**Excerpted data:**
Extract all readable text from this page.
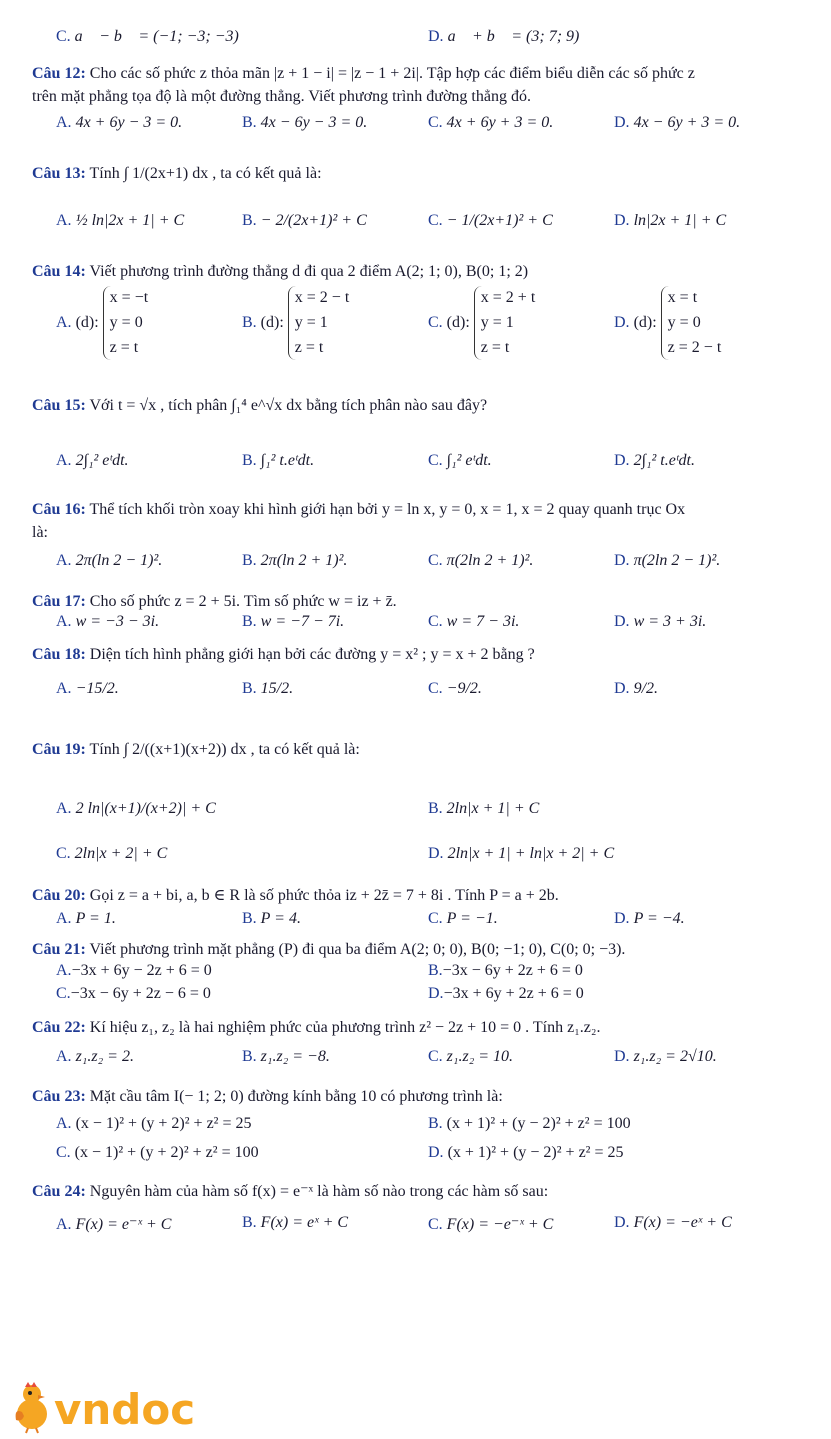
C. a⃗ − b⃗ = (−1; −3; −3)	D. a⃗ + b⃗ = (3; 7; 9)
Câu 12: Cho các số phức z thỏa mãn |z + 1 − i| = |z − 1 + 2i|. Tập hợp các điểm biểu diễn các số phức z
trên mặt phẳng tọa độ là một đường thẳng. Viết phương trình đường thẳng đó.
A. 4x + 6y − 3 = 0.	B. 4x − 6y − 3 = 0.	C. 4x + 6y + 3 = 0.	D. 4x − 6y + 3 = 0.
Câu 13: Tính ∫ 1/(2x+1) dx , ta có kết quả là:
A. ½ ln|2x + 1| + C	B. − 2/(2x+1)² + C	C. − 1/(2x+1)² + C	D. ln|2x + 1| + C
Câu 14: Viết phương trình đường thẳng d đi qua 2 điểm A(2; 1; 0), B(0; 1; 2)
A. (d):
x = −t
y = 0
z = t
B. (d):
x = 2 − t
y = 1
z = t
C. (d):
x = 2 + t
y = 1
z = t
D. (d):
x = t
y = 0
z = 2 − t
Câu 15: Với t = √x , tích phân ∫₁⁴ e^√x dx bằng tích phân nào sau đây?
A. 2∫₁² eᵗdt.	B. ∫₁² t.eᵗdt.	C. ∫₁² eᵗdt.	D. 2∫₁² t.eᵗdt.
Câu 16: Thể tích khối tròn xoay khi hình giới hạn bởi y = ln x, y = 0, x = 1, x = 2 quay quanh trục Ox
là:
A. 2π(ln 2 − 1)².	B. 2π(ln 2 + 1)².	C. π(2ln 2 + 1)².	D. π(2ln 2 − 1)².
Câu 17: Cho số phức z = 2 + 5i. Tìm số phức w = iz + z̄.
A. w = −3 − 3i.	B. w = −7 − 7i.	C. w = 7 − 3i.	D. w = 3 + 3i.
Câu 18: Diện tích hình phẳng giới hạn bởi các đường y = x² ; y = x + 2 bằng ?
A. −15/2.	B. 15/2.	C. −9/2.	D. 9/2.
Câu 19: Tính ∫ 2/((x+1)(x+2)) dx , ta có kết quả là:
A. 2 ln|(x+1)/(x+2)| + C	B. 2ln|x + 1| + C
C. 2ln|x + 2| + C	D. 2ln|x + 1| + ln|x + 2| + C
Câu 20: Gọi z = a + bi, a, b ∈ R là số phức thỏa iz + 2z̄ = 7 + 8i . Tính P = a + 2b.
A. P = 1.	B. P = 4.	C. P = −1.	D. P = −4.
Câu 21: Viết phương trình mặt phẳng (P) đi qua ba điểm A(2; 0; 0), B(0; −1; 0), C(0; 0; −3).
A.−3x + 6y − 2z + 6 = 0	B.−3x − 6y + 2z + 6 = 0
C.−3x − 6y + 2z − 6 = 0	D.−3x + 6y + 2z + 6 = 0
Câu 22: Kí hiệu z₁, z₂ là hai nghiệm phức của phương trình z² − 2z + 10 = 0 . Tính z₁.z₂.
A. z₁.z₂ = 2.	B. z₁.z₂ = −8.	C. z₁.z₂ = 10.	D. z₁.z₂ = 2√10.
Câu 23: Mặt cầu tâm I(− 1; 2; 0) đường kính bằng 10 có phương trình là:
A. (x − 1)² + (y + 2)² + z² = 25	B. (x + 1)² + (y − 2)² + z² = 100
C. (x − 1)² + (y + 2)² + z² = 100	D. (x + 1)² + (y − 2)² + z² = 25
Câu 24: Nguyên hàm của hàm số f(x) = e⁻ˣ là hàm số nào trong các hàm số sau:
A. F(x) = e⁻ˣ + C	B. F(x) = eˣ + C	C. F(x) = −e⁻ˣ + C	D. F(x) = −eˣ + C
vndoc
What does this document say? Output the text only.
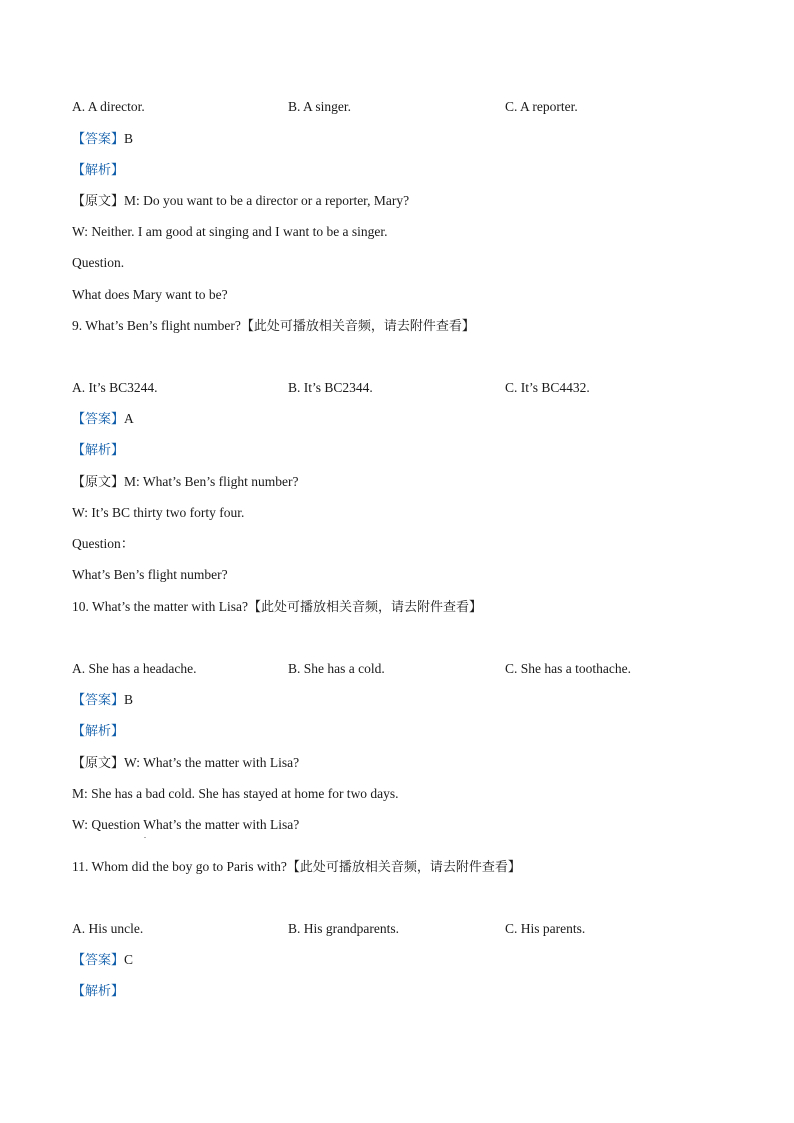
A. A director.	B. A singer.	C. A reporter.
【答案】B
【解析】
【原文】M: Do you want to be a director or a reporter, Mary?
W: Neither. I am good at singing and I want to be a singer.
Question.
What does Mary want to be?
9. What’s Ben’s flight number?【此处可播放相关音频，请去附件查看】
A. It’s BC3244.	B. It’s BC2344.	C. It’s BC4432.
【答案】A
【解析】
【原文】M: What’s Ben’s flight number?
W: It’s BC thirty two forty four.
Question：
What’s Ben’s flight number?
10. What’s the matter with Lisa?【此处可播放相关音频，请去附件查看】
A. She has a headache.	B. She has a cold.	C. She has a toothache.
【答案】B
【解析】
【原文】W: What’s the matter with Lisa?
M: She has a bad cold. She has stayed at home for two days.
W: Question What’s the matter with Lisa?
.
11. Whom did the boy go to Paris with?【此处可播放相关音频，请去附件查看】
A. His uncle.	B. His grandparents.	C. His parents.
【答案】C
【解析】
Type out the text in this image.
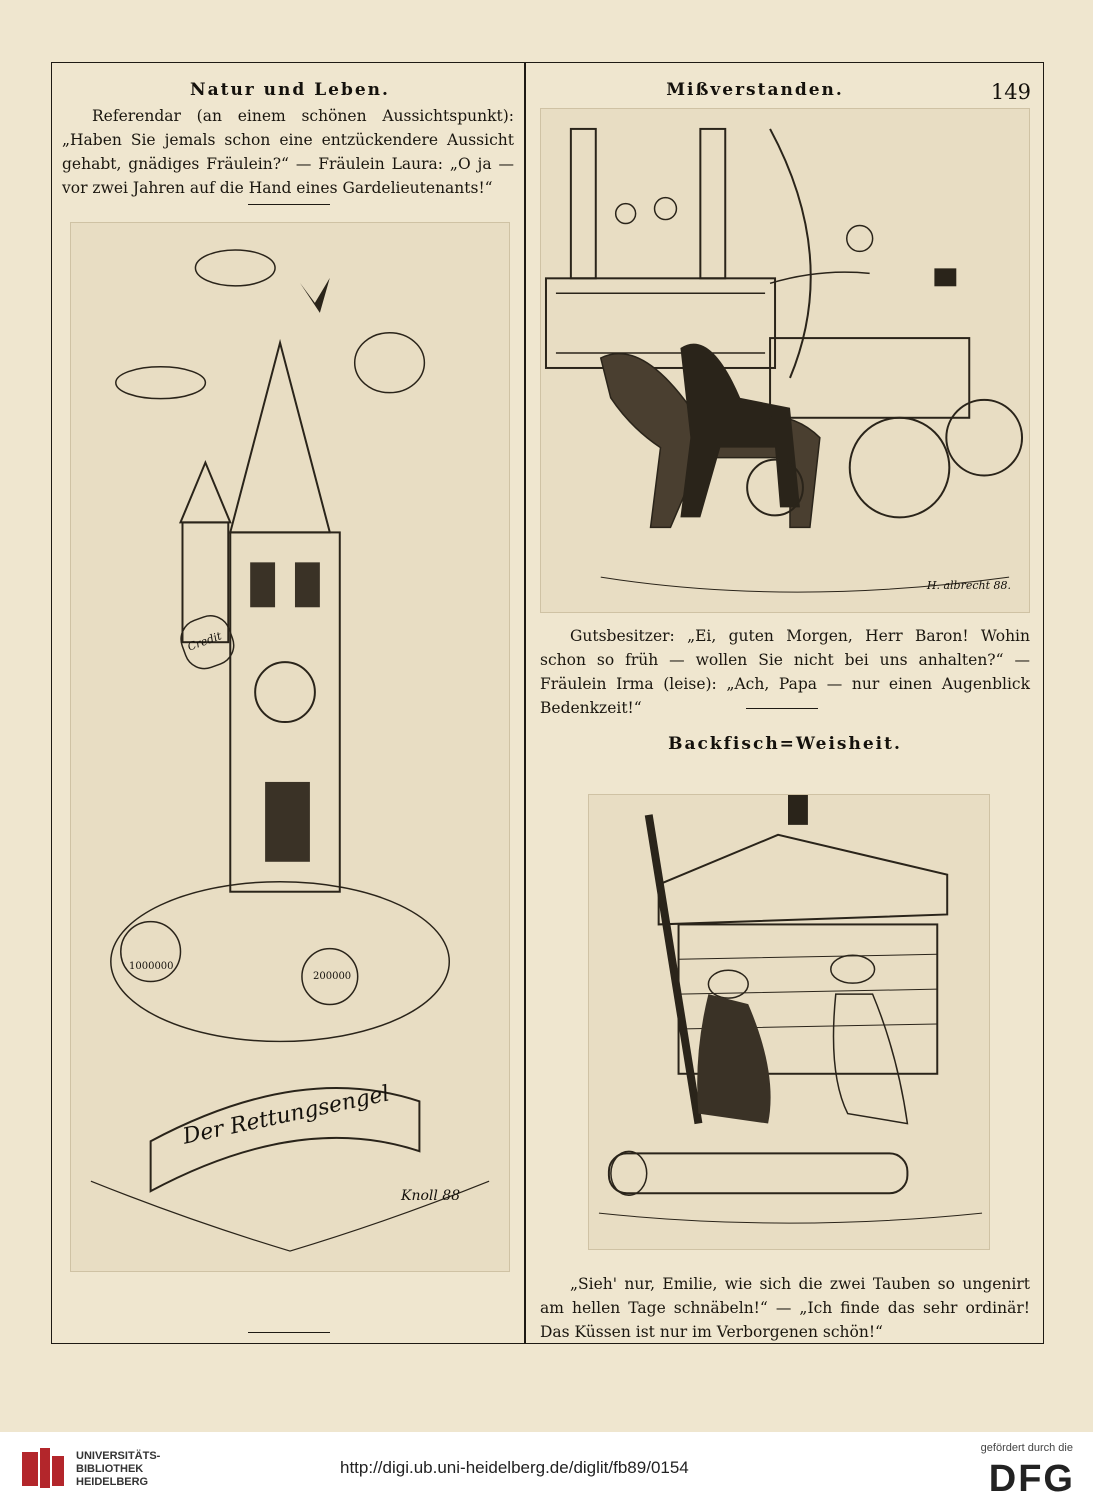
Natur und Leben.

Referendar (an einem schönen Aussichtspunkt): „Haben Sie jemals schon eine entzückendere Aussicht gehabt, gnädiges Fräulein?“ — Fräulein Laura: „O ja — vor zwei Jahren auf die Hand eines Gardelieutenants!“

Der Rettungsengel
Credit
1000000
200000
Knoll 88
Mißverstanden.	149
H. albrecht 88.

Gutsbesitzer: „Ei, guten Morgen, Herr Baron! Wohin schon so früh — wollen Sie nicht bei uns anhalten?“ — Fräulein Irma (leise): „Ach, Papa — nur einen Augenblick Bedenkzeit!“

Backfisch=Weisheit.

„Sieh' nur, Emilie, wie sich die zwei Tauben so ungenirt am hellen Tage schnäbeln!“ — „Ich finde das sehr ordinär! Das Küssen ist nur im Verborgenen schön!“

UNIVERSITÄTS-
BIBLIOTHEK
HEIDELBERG
http://digi.ub.uni-heidelberg.de/diglit/fb89/0154
gefördert durch die
DFG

**What to do:** Will you restate every entry word for word and omit the images?

**Result below:**
Extract all readable text from this page.
C. a⃗ − b⃗ = (−1; −3; −3)	D. a⃗ + b⃗ = (3; 7; 9)
Câu 12: Cho các số phức z thỏa mãn |z + 1 − i| = |z − 1 + 2i|. Tập hợp các điểm biểu diễn các số phức z
trên mặt phẳng tọa độ là một đường thẳng. Viết phương trình đường thẳng đó.
A. 4x + 6y − 3 = 0.	B. 4x − 6y − 3 = 0.	C. 4x + 6y + 3 = 0.	D. 4x − 6y + 3 = 0.
Câu 13: Tính ∫ 1/(2x+1) dx , ta có kết quả là:
A. ½ ln|2x + 1| + C	B. − 2/(2x+1)² + C	C. − 1/(2x+1)² + C	D. ln|2x + 1| + C
Câu 14: Viết phương trình đường thẳng d đi qua 2 điểm A(2; 1; 0), B(0; 1; 2)
A. (d):
x = −t
y = 0
z = t
B. (d):
x = 2 − t
y = 1
z = t
C. (d):
x = 2 + t
y = 1
z = t
D. (d):
x = t
y = 0
z = 2 − t
Câu 15: Với t = √x , tích phân ∫₁⁴ e^√x dx bằng tích phân nào sau đây?
A. 2∫₁² eᵗdt.	B. ∫₁² t.eᵗdt.	C. ∫₁² eᵗdt.	D. 2∫₁² t.eᵗdt.
Câu 16: Thể tích khối tròn xoay khi hình giới hạn bởi y = ln x, y = 0, x = 1, x = 2 quay quanh trục Ox
là:
A. 2π(ln 2 − 1)².	B. 2π(ln 2 + 1)².	C. π(2ln 2 + 1)².	D. π(2ln 2 − 1)².
Câu 17: Cho số phức z = 2 + 5i. Tìm số phức w = iz + z̄.
A. w = −3 − 3i.	B. w = −7 − 7i.	C. w = 7 − 3i.	D. w = 3 + 3i.
Câu 18: Diện tích hình phẳng giới hạn bởi các đường y = x² ; y = x + 2 bằng ?
A. −15/2.	B. 15/2.	C. −9/2.	D. 9/2.
Câu 19: Tính ∫ 2/((x+1)(x+2)) dx , ta có kết quả là:
A. 2 ln|(x+1)/(x+2)| + C	B. 2ln|x + 1| + C
C. 2ln|x + 2| + C	D. 2ln|x + 1| + ln|x + 2| + C
Câu 20: Gọi z = a + bi, a, b ∈ R là số phức thỏa iz + 2z̄ = 7 + 8i . Tính P = a + 2b.
A. P = 1.	B. P = 4.	C. P = −1.	D. P = −4.
Câu 21: Viết phương trình mặt phẳng (P) đi qua ba điểm A(2; 0; 0), B(0; −1; 0), C(0; 0; −3).
A.−3x + 6y − 2z + 6 = 0	B.−3x − 6y + 2z + 6 = 0
C.−3x − 6y + 2z − 6 = 0	D.−3x + 6y + 2z + 6 = 0
Câu 22: Kí hiệu z₁, z₂ là hai nghiệm phức của phương trình z² − 2z + 10 = 0 . Tính z₁.z₂.
A. z₁.z₂ = 2.	B. z₁.z₂ = −8.	C. z₁.z₂ = 10.	D. z₁.z₂ = 2√10.
Câu 23: Mặt cầu tâm I(− 1; 2; 0) đường kính bằng 10 có phương trình là:
A. (x − 1)² + (y + 2)² + z² = 25	B. (x + 1)² + (y − 2)² + z² = 100
C. (x − 1)² + (y + 2)² + z² = 100	D. (x + 1)² + (y − 2)² + z² = 25
Câu 24: Nguyên hàm của hàm số f(x) = e⁻ˣ là hàm số nào trong các hàm số sau:
A. F(x) = e⁻ˣ + C	B. F(x) = eˣ + C	C. F(x) = −e⁻ˣ + C	D. F(x) = −eˣ + C
vndoc
What does this document say? Output the text only.
A. A director.	B. A singer.	C. A reporter.
【答案】B
【解析】
【原文】M: Do you want to be a director or a reporter, Mary?
W: Neither. I am good at singing and I want to be a singer.
Question.
What does Mary want to be?
9. What’s Ben’s flight number?【此处可播放相关音频，请去附件查看】
A. It’s BC3244.	B. It’s BC2344.	C. It’s BC4432.
【答案】A
【解析】
【原文】M: What’s Ben’s flight number?
W: It’s BC thirty two forty four.
Question：
What’s Ben’s flight number?
10. What’s the matter with Lisa?【此处可播放相关音频，请去附件查看】
A. She has a headache.	B. She has a cold.	C. She has a toothache.
【答案】B
【解析】
【原文】W: What’s the matter with Lisa?
M: She has a bad cold. She has stayed at home for two days.
W: Question What’s the matter with Lisa?
.
11. Whom did the boy go to Paris with?【此处可播放相关音频，请去附件查看】
A. His uncle.	B. His grandparents.	C. His parents.
【答案】C
【解析】
Type out the text in this image.
Natur und Leben.

Referendar (an einem schönen Aussichtspunkt): „Haben Sie jemals schon eine entzückendere Aussicht gehabt, gnädiges Fräulein?“ — Fräulein Laura: „O ja — vor zwei Jahren auf die Hand eines Gardelieutenants!“

Der Rettungsengel
Credit
1000000
200000
Knoll 88
Mißverstanden.	149
H. albrecht 88.

Gutsbesitzer: „Ei, guten Morgen, Herr Baron! Wohin schon so früh — wollen Sie nicht bei uns anhalten?“ — Fräulein Irma (leise): „Ach, Papa — nur einen Augenblick Bedenkzeit!“

Backfisch=Weisheit.

„Sieh' nur, Emilie, wie sich die zwei Tauben so ungenirt am hellen Tage schnäbeln!“ — „Ich finde das sehr ordinär! Das Küssen ist nur im Verborgenen schön!“

UNIVERSITÄTS-
BIBLIOTHEK
HEIDELBERG
http://digi.ub.uni-heidelberg.de/diglit/fb89/0154
gefördert durch die
DFG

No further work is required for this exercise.